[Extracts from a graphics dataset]
---+---
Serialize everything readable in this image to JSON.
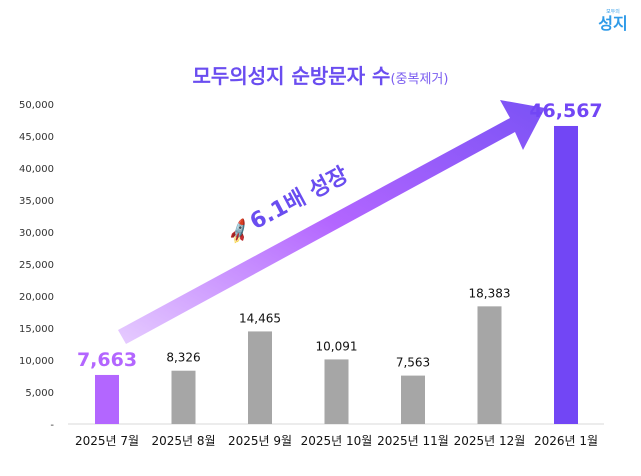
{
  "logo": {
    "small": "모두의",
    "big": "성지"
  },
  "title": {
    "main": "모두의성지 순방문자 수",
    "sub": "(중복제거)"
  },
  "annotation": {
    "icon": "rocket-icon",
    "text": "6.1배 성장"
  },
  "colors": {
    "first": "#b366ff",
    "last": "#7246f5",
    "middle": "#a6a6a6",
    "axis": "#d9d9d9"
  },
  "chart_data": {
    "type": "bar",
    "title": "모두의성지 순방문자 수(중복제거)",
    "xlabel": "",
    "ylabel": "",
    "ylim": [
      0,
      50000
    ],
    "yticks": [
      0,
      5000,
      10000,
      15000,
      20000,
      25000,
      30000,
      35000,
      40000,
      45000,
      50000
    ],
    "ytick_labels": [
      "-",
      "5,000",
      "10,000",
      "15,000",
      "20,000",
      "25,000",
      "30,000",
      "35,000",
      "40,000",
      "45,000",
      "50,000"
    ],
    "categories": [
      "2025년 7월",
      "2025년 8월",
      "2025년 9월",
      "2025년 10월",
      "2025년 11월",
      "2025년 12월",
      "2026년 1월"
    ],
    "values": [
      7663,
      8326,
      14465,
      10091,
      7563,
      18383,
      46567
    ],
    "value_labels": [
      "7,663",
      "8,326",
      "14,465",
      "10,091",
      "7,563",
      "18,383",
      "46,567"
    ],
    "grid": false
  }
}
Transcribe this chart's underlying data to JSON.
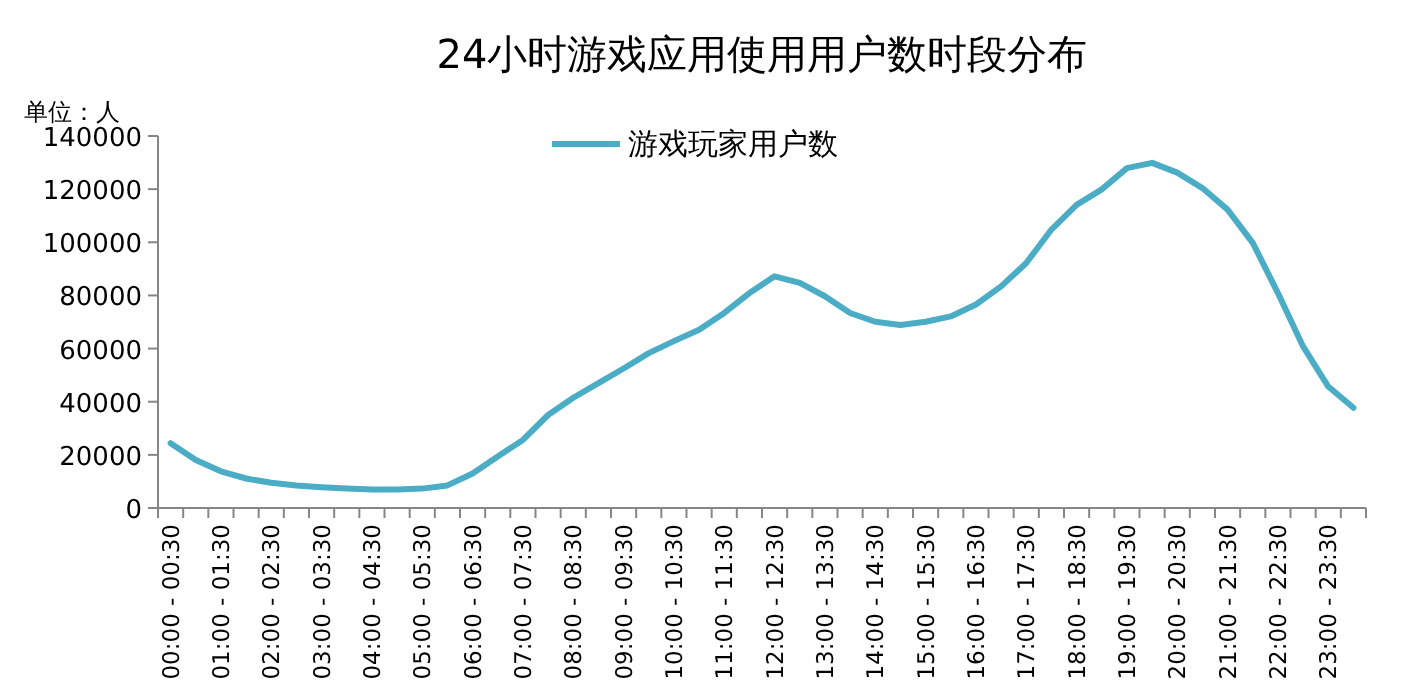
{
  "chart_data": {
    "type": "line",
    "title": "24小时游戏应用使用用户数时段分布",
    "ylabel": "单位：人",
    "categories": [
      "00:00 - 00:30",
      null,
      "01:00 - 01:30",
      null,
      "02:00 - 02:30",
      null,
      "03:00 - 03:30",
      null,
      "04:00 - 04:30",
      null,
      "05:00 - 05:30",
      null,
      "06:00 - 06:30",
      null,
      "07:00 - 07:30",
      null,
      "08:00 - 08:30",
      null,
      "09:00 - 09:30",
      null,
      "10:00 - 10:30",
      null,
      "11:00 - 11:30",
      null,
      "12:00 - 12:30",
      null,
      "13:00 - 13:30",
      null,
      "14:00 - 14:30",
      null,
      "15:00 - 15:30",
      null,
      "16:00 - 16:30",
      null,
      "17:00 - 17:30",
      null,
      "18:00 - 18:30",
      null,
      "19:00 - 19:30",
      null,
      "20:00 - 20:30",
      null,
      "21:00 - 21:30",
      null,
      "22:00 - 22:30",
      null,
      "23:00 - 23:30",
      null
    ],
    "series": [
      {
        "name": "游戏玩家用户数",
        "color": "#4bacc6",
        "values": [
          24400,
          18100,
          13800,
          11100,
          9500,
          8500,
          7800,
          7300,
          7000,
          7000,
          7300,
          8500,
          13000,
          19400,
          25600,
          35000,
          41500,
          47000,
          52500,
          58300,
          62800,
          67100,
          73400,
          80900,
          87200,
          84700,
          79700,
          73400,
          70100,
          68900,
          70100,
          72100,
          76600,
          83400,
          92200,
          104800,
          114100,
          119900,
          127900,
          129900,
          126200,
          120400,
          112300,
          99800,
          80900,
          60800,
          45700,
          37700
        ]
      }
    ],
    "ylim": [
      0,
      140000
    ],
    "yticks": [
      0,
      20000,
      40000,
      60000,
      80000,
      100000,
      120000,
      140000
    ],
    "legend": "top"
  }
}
---+---
Exercise: Search the data above for lines holding "this" and copy each of them.

Result of the task:
Serialize everything readable in this image to JSON.
Transcribe this chart's underlying data to JSON.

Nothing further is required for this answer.